--- RECORDS FOR THE EXERCISE Enclosed Below ---

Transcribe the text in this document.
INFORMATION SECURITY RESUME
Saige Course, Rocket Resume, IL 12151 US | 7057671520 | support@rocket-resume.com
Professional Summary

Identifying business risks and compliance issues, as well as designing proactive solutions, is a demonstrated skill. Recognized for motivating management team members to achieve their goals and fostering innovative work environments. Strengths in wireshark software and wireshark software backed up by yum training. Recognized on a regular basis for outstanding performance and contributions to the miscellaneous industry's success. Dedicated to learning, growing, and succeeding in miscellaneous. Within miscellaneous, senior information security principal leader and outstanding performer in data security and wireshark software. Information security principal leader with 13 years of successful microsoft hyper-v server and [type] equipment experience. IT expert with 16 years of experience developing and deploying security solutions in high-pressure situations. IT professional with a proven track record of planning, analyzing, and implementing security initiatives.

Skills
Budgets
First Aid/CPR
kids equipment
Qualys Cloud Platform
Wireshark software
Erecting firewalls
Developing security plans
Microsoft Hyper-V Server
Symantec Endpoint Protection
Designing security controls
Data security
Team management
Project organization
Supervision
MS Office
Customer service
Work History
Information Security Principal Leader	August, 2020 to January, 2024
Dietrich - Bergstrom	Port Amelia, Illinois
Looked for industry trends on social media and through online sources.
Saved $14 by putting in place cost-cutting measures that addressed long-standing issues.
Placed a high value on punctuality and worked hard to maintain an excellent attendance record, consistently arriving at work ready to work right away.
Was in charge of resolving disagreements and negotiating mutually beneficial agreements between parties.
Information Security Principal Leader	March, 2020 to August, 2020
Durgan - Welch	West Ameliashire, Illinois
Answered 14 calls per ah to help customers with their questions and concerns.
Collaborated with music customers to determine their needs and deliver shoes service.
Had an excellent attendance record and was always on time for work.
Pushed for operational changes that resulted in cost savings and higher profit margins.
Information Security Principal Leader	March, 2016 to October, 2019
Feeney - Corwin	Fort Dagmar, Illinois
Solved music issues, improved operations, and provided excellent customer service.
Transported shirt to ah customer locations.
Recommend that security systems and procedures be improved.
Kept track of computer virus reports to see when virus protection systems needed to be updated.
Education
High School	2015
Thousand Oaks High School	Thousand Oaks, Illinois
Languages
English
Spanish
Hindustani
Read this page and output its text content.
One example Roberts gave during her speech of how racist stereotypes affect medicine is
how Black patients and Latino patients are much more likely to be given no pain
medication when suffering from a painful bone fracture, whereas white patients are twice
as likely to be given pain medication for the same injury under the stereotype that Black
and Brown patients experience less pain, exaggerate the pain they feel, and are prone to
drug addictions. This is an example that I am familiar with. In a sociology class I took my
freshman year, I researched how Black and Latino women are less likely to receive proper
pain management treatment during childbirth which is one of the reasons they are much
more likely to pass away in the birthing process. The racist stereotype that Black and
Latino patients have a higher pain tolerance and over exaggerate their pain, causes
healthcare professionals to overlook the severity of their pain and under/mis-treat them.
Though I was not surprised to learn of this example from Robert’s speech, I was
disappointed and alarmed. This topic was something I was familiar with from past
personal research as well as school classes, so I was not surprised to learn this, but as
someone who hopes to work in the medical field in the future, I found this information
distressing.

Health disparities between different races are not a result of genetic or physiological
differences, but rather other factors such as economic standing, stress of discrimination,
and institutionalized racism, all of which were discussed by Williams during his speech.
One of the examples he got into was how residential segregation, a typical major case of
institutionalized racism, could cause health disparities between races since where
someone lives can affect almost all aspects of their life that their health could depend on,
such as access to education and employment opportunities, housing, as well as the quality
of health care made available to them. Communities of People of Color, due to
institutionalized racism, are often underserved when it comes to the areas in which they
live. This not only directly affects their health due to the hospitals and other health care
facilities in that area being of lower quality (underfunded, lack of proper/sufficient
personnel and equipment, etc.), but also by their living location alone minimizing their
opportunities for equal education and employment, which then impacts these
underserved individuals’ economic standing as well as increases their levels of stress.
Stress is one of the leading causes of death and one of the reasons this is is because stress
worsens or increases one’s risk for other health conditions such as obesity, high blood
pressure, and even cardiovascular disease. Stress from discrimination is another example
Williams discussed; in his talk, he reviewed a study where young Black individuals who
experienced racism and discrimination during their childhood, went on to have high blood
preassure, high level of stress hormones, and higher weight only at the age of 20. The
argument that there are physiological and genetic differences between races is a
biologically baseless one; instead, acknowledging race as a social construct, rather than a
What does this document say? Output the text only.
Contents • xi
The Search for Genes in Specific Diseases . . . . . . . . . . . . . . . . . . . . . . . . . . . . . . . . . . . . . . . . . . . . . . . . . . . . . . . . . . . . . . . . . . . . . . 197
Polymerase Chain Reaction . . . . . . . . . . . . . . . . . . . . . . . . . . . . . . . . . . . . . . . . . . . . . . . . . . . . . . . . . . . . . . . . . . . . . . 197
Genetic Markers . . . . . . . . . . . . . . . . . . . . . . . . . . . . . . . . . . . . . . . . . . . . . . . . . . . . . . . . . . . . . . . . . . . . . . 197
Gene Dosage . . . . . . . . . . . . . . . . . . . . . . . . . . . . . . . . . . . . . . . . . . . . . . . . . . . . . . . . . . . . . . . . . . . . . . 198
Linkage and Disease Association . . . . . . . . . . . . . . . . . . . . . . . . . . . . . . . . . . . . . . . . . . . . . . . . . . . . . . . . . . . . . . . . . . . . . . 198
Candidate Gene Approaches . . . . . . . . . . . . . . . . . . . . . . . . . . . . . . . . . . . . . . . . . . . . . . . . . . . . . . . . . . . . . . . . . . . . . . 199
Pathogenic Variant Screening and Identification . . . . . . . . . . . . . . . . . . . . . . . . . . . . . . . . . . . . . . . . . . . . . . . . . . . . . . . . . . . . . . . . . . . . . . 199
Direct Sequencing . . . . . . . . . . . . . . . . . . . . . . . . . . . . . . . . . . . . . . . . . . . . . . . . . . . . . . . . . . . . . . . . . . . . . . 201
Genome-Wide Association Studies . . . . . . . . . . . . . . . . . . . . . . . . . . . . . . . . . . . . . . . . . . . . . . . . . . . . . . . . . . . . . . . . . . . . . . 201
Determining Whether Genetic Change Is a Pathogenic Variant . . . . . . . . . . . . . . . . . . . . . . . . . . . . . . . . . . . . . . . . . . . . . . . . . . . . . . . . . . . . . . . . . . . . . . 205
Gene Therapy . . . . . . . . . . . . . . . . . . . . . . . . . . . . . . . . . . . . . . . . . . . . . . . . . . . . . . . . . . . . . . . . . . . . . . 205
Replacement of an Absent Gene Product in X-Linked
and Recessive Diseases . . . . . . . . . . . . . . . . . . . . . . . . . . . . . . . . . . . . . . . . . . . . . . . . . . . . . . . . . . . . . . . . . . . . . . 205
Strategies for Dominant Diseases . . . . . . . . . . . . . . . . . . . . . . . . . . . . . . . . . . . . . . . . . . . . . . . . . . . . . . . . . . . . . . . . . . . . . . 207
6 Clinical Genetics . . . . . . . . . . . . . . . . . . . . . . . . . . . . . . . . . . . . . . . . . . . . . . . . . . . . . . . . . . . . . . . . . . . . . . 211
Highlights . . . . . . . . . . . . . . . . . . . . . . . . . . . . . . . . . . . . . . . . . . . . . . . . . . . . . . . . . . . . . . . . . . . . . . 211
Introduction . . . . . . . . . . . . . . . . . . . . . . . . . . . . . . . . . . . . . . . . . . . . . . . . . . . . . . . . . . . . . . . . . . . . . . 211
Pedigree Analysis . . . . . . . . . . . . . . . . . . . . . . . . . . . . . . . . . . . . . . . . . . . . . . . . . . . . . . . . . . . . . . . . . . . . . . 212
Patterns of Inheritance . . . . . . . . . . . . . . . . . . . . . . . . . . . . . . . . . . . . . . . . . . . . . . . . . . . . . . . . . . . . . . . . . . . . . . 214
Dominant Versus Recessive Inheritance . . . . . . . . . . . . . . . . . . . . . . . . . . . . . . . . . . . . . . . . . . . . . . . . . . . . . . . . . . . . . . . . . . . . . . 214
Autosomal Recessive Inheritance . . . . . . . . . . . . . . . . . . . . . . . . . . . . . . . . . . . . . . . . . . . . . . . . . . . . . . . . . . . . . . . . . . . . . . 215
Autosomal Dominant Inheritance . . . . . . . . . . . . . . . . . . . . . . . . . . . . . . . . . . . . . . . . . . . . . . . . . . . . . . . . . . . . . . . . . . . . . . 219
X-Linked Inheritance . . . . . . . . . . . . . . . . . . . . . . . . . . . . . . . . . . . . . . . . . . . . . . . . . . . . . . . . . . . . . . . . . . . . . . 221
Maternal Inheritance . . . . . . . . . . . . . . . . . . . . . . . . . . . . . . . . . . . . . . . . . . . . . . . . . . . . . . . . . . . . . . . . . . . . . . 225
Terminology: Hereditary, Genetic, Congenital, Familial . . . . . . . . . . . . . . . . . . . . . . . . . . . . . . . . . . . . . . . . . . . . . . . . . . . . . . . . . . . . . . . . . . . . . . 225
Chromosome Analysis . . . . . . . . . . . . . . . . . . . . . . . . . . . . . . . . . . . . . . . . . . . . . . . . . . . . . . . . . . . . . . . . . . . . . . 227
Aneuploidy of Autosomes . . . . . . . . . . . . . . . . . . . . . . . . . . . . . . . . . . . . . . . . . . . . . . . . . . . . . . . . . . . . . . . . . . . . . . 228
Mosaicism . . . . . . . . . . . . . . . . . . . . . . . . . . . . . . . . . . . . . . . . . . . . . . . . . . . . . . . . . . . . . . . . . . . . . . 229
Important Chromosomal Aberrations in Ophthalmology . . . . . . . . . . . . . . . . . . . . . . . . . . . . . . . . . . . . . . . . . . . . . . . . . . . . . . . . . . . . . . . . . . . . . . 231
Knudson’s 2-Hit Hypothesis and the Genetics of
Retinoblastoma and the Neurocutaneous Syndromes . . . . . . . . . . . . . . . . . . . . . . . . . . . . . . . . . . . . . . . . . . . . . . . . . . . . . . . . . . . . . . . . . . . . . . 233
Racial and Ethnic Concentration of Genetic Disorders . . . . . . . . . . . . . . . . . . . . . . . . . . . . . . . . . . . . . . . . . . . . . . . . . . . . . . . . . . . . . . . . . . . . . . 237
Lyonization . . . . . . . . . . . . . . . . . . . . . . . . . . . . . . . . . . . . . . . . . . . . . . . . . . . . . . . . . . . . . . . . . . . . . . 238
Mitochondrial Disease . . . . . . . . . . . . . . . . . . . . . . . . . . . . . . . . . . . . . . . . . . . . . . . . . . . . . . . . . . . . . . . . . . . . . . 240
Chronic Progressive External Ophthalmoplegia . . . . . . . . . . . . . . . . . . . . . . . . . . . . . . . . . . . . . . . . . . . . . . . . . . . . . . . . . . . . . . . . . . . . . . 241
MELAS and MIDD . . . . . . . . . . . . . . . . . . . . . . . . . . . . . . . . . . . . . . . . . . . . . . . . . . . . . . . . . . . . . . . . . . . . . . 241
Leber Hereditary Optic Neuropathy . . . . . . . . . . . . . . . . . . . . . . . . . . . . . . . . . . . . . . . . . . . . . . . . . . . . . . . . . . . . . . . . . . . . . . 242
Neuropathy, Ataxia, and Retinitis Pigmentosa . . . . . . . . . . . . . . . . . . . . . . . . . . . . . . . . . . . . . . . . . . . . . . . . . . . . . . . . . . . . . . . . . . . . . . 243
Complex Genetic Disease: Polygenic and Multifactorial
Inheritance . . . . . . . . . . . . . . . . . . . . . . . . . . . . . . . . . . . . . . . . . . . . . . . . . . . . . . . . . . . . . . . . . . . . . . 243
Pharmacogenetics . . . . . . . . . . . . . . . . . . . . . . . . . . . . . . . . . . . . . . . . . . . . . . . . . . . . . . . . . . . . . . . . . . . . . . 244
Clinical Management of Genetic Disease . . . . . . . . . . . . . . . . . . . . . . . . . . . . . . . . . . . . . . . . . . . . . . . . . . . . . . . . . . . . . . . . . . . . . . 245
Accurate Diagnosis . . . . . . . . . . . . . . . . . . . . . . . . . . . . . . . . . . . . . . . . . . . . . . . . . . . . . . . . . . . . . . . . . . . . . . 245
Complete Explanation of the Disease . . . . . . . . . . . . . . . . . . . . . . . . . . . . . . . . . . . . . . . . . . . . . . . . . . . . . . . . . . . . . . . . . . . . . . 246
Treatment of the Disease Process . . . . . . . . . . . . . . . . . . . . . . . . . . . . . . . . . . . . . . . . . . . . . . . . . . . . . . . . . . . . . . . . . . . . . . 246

--- End of Enclosed RECORDS FOR THE EXERCISE ---

▶ **TASK GOAL**
Give the number of lines in the listing that contain the string "speech". Write nothing else.

▶ **RESPONSE BELOW**
3